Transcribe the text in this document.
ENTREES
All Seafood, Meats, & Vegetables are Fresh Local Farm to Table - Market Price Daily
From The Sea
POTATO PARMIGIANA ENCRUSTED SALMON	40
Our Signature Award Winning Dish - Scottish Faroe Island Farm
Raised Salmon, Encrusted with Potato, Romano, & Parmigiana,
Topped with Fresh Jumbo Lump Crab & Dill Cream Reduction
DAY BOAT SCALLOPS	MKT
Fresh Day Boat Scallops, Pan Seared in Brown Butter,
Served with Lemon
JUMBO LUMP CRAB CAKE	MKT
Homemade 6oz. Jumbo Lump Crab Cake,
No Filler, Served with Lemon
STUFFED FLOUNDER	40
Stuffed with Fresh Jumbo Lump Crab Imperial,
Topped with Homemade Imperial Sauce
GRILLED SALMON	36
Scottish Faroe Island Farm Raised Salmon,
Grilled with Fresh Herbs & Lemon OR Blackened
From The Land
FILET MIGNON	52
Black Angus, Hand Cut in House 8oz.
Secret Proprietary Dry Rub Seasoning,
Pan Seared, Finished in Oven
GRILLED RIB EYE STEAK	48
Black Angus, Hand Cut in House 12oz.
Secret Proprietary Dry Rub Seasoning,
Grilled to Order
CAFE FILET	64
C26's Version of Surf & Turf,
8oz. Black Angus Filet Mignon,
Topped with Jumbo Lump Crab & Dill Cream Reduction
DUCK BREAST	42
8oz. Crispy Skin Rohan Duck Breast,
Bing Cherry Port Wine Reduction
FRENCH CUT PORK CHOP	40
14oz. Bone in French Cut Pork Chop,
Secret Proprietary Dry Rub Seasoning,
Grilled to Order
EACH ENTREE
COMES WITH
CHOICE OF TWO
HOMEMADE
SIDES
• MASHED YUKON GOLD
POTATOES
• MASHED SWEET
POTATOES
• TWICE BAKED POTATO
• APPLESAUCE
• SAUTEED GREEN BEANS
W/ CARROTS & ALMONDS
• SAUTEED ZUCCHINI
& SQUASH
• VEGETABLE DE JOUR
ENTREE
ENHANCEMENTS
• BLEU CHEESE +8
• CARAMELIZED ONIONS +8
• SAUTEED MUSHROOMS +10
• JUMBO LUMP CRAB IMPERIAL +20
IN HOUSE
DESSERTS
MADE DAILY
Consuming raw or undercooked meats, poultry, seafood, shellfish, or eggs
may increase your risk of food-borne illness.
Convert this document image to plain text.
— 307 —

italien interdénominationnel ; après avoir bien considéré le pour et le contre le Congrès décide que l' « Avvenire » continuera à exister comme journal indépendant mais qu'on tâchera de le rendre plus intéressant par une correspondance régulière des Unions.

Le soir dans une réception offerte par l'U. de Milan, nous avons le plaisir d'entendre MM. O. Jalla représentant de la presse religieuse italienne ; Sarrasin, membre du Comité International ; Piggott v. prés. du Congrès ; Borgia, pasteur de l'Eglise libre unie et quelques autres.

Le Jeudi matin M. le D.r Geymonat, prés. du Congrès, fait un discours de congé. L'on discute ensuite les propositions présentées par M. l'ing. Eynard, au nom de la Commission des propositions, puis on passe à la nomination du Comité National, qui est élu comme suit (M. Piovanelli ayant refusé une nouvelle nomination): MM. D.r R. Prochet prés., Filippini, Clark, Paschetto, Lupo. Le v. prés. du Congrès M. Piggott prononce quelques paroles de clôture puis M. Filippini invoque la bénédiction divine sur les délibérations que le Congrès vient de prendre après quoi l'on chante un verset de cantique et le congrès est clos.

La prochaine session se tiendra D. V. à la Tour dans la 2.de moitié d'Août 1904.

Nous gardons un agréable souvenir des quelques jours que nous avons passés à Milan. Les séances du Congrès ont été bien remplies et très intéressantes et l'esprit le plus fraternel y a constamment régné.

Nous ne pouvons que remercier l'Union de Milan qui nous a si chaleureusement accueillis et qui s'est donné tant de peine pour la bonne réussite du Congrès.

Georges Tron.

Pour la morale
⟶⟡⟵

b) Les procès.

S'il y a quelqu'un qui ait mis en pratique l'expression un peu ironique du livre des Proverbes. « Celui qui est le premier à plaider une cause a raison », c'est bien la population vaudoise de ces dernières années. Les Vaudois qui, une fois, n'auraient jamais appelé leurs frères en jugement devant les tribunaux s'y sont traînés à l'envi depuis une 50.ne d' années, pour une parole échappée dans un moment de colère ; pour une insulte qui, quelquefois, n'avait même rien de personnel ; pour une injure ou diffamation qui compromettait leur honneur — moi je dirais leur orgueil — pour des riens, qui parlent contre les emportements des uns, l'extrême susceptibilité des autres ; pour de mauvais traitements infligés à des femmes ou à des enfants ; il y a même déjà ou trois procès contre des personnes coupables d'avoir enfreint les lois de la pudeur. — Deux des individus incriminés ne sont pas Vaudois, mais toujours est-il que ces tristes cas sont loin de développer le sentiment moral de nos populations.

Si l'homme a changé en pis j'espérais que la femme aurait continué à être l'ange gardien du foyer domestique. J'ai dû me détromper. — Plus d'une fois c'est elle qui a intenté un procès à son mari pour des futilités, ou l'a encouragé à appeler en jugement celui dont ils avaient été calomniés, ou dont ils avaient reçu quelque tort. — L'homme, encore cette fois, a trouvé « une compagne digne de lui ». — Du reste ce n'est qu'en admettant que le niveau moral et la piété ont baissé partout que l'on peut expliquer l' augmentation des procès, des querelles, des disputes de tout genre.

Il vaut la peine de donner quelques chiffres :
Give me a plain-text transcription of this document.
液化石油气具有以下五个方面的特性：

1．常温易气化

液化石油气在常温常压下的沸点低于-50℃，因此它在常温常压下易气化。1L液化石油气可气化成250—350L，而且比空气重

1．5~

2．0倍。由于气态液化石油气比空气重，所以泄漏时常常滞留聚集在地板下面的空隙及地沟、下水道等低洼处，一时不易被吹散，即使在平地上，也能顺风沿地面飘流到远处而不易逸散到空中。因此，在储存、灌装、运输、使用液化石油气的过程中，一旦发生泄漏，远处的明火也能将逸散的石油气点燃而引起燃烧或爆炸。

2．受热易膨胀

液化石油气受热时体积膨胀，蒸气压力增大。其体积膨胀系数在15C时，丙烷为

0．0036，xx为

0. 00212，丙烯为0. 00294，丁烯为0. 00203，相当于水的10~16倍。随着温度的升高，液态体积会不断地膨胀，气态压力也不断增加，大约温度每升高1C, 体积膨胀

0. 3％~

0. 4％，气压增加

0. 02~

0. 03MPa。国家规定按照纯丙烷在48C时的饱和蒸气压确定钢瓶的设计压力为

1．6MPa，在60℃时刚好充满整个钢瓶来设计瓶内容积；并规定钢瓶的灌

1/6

________________

** EXERCISE REQUIREMENTS **
Scan the lines for the string "quelques". Pick out every line that has it.

** CORRECT OUTPUT **
Le soir dans une réception offerte par l'U. de Milan, nous avons le plaisir d'entendre MM. O. Jalla représentant de la presse religieuse italienne ; Sarrasin, membre du Comité International ; Piggott v. prés. du Congrès ; Borgia, pasteur de l'Eglise libre unie et quelques autres.
Le Jeudi matin M. le D.r Geymonat, prés. du Congrès, fait un discours de congé. L'on discute ensuite les propositions présentées par M. l'ing. Eynard, au nom de la Commission des propositions, puis on passe à la nomination du Comité National, qui est élu comme suit (M. Piovanelli ayant refusé une nouvelle nomination): MM. D.r R. Prochet prés., Filippini, Clark, Paschetto, Lupo. Le v. prés. du Congrès M. Piggott prononce quelques paroles de clôture puis M. Filippini invoque la bénédiction divine sur les délibérations que le Congrès vient de prendre après quoi l'on chante un verset de cantique et le congrès est clos.
Nous gardons un agréable souvenir des quelques jours que nous avons passés à Milan. Les séances du Congrès ont été bien remplies et très intéressantes et l'esprit le plus fraternel y a constamment régné.
Il vaut la peine de donner quelques chiffres :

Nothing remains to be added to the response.